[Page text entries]
====

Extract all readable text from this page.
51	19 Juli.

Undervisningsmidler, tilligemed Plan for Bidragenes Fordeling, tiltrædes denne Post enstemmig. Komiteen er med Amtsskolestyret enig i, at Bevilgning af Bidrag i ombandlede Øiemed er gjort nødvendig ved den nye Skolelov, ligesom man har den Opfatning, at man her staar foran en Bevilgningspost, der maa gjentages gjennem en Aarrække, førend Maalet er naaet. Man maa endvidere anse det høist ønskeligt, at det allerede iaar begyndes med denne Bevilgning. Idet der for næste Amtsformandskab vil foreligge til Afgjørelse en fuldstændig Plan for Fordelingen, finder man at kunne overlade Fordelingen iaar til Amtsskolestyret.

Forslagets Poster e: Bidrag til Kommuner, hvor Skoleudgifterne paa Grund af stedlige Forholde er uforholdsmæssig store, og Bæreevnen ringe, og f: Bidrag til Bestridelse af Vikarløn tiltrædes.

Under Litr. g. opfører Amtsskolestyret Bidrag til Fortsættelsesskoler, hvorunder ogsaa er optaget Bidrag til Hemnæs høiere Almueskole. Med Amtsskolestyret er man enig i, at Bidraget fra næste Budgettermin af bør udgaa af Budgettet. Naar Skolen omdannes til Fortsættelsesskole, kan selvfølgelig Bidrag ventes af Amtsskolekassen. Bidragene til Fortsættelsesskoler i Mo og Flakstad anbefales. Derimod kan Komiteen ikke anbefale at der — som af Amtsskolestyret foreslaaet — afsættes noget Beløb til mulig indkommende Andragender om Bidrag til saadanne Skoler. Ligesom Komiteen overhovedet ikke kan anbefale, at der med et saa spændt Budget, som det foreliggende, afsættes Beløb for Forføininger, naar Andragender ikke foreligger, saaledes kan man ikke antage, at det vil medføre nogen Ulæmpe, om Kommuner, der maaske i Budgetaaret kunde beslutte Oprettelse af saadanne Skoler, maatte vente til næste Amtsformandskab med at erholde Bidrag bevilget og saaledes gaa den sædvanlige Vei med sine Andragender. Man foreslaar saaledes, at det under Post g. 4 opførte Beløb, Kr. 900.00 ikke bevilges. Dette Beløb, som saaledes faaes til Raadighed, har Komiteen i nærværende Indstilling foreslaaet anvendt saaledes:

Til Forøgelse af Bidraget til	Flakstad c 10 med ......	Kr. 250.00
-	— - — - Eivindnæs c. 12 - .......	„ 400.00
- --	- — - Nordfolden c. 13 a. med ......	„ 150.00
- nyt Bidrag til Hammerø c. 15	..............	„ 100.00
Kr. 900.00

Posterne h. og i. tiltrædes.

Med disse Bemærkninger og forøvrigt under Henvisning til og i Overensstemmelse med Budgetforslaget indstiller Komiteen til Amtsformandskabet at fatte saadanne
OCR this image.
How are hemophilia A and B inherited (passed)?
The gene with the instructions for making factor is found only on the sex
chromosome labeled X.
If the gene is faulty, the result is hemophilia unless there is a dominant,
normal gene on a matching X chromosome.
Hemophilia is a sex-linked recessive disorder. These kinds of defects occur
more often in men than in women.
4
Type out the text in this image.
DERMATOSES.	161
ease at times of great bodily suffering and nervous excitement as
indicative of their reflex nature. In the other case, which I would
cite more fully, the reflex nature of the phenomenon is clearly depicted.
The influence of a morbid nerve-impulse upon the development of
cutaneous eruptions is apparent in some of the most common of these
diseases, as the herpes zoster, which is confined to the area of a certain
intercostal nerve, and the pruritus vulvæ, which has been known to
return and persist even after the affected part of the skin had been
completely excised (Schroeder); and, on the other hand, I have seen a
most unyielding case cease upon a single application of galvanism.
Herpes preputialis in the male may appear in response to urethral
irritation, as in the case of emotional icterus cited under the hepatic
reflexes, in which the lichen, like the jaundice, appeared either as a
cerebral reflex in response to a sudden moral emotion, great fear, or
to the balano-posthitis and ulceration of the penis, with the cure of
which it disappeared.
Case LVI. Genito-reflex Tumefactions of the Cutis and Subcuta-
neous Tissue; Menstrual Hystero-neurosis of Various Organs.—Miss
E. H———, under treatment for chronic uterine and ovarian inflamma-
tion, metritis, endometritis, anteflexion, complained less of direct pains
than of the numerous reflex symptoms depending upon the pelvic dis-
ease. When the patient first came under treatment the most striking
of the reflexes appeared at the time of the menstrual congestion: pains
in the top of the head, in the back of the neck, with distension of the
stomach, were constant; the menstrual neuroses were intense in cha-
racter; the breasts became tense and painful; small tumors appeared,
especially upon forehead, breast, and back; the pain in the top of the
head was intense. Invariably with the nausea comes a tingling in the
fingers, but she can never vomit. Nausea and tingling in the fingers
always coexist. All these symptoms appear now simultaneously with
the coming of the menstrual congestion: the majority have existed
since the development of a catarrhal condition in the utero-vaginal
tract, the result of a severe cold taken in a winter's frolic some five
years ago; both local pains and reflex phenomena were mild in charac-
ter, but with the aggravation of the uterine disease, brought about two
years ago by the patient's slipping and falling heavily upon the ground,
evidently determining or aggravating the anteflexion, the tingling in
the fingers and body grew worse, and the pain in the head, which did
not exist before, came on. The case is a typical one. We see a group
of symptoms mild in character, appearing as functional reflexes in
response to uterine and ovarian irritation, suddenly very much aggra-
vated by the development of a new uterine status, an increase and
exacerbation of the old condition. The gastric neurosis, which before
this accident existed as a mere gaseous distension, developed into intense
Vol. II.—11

====

Give back the entries above precisely as they appear.

Extract all readable text from this page.
51	19 Juli.

Undervisningsmidler, tilligemed Plan for Bidragenes Fordeling, tiltrædes denne Post enstemmig. Komiteen er med Amtsskolestyret enig i, at Bevilgning af Bidrag i ombandlede Øiemed er gjort nødvendig ved den nye Skolelov, ligesom man har den Opfatning, at man her staar foran en Bevilgningspost, der maa gjentages gjennem en Aarrække, førend Maalet er naaet. Man maa endvidere anse det høist ønskeligt, at det allerede iaar begyndes med denne Bevilgning. Idet der for næste Amtsformandskab vil foreligge til Afgjørelse en fuldstændig Plan for Fordelingen, finder man at kunne overlade Fordelingen iaar til Amtsskolestyret.

Forslagets Poster e: Bidrag til Kommuner, hvor Skoleudgifterne paa Grund af stedlige Forholde er uforholdsmæssig store, og Bæreevnen ringe, og f: Bidrag til Bestridelse af Vikarløn tiltrædes.

Under Litr. g. opfører Amtsskolestyret Bidrag til Fortsættelsesskoler, hvorunder ogsaa er optaget Bidrag til Hemnæs høiere Almueskole. Med Amtsskolestyret er man enig i, at Bidraget fra næste Budgettermin af bør udgaa af Budgettet. Naar Skolen omdannes til Fortsættelsesskole, kan selvfølgelig Bidrag ventes af Amtsskolekassen. Bidragene til Fortsættelsesskoler i Mo og Flakstad anbefales. Derimod kan Komiteen ikke anbefale at der — som af Amtsskolestyret foreslaaet — afsættes noget Beløb til mulig indkommende Andragender om Bidrag til saadanne Skoler. Ligesom Komiteen overhovedet ikke kan anbefale, at der med et saa spændt Budget, som det foreliggende, afsættes Beløb for Forføininger, naar Andragender ikke foreligger, saaledes kan man ikke antage, at det vil medføre nogen Ulæmpe, om Kommuner, der maaske i Budgetaaret kunde beslutte Oprettelse af saadanne Skoler, maatte vente til næste Amtsformandskab med at erholde Bidrag bevilget og saaledes gaa den sædvanlige Vei med sine Andragender. Man foreslaar saaledes, at det under Post g. 4 opførte Beløb, Kr. 900.00 ikke bevilges. Dette Beløb, som saaledes faaes til Raadighed, har Komiteen i nærværende Indstilling foreslaaet anvendt saaledes:

Til Forøgelse af Bidraget til	Flakstad c 10 med ......	Kr. 250.00
-	— - — - Eivindnæs c. 12 - .......	„ 400.00
- --	- — - Nordfolden c. 13 a. med ......	„ 150.00
- nyt Bidrag til Hammerø c. 15	..............	„ 100.00
Kr. 900.00

Posterne h. og i. tiltrædes.

Med disse Bemærkninger og forøvrigt under Henvisning til og i Overensstemmelse med Budgetforslaget indstiller Komiteen til Amtsformandskabet at fatte saadanne
OCR this image.
How are hemophilia A and B inherited (passed)?
The gene with the instructions for making factor is found only on the sex
chromosome labeled X.
If the gene is faulty, the result is hemophilia unless there is a dominant,
normal gene on a matching X chromosome.
Hemophilia is a sex-linked recessive disorder. These kinds of defects occur
more often in men than in women.
4
Type out the text in this image.
DERMATOSES.	161
ease at times of great bodily suffering and nervous excitement as
indicative of their reflex nature. In the other case, which I would
cite more fully, the reflex nature of the phenomenon is clearly depicted.
The influence of a morbid nerve-impulse upon the development of
cutaneous eruptions is apparent in some of the most common of these
diseases, as the herpes zoster, which is confined to the area of a certain
intercostal nerve, and the pruritus vulvæ, which has been known to
return and persist even after the affected part of the skin had been
completely excised (Schroeder); and, on the other hand, I have seen a
most unyielding case cease upon a single application of galvanism.
Herpes preputialis in the male may appear in response to urethral
irritation, as in the case of emotional icterus cited under the hepatic
reflexes, in which the lichen, like the jaundice, appeared either as a
cerebral reflex in response to a sudden moral emotion, great fear, or
to the balano-posthitis and ulceration of the penis, with the cure of
which it disappeared.
Case LVI. Genito-reflex Tumefactions of the Cutis and Subcuta-
neous Tissue; Menstrual Hystero-neurosis of Various Organs.—Miss
E. H———, under treatment for chronic uterine and ovarian inflamma-
tion, metritis, endometritis, anteflexion, complained less of direct pains
than of the numerous reflex symptoms depending upon the pelvic dis-
ease. When the patient first came under treatment the most striking
of the reflexes appeared at the time of the menstrual congestion: pains
in the top of the head, in the back of the neck, with distension of the
stomach, were constant; the menstrual neuroses were intense in cha-
racter; the breasts became tense and painful; small tumors appeared,
especially upon forehead, breast, and back; the pain in the top of the
head was intense. Invariably with the nausea comes a tingling in the
fingers, but she can never vomit. Nausea and tingling in the fingers
always coexist. All these symptoms appear now simultaneously with
the coming of the menstrual congestion: the majority have existed
since the development of a catarrhal condition in the utero-vaginal
tract, the result of a severe cold taken in a winter's frolic some five
years ago; both local pains and reflex phenomena were mild in charac-
ter, but with the aggravation of the uterine disease, brought about two
years ago by the patient's slipping and falling heavily upon the ground,
evidently determining or aggravating the anteflexion, the tingling in
the fingers and body grew worse, and the pain in the head, which did
not exist before, came on. The case is a typical one. We see a group
of symptoms mild in character, appearing as functional reflexes in
response to uterine and ovarian irritation, suddenly very much aggra-
vated by the development of a new uterine status, an increase and
exacerbation of the old condition. The gastric neurosis, which before
this accident existed as a mere gaseous distension, developed into intense
Vol. II.—11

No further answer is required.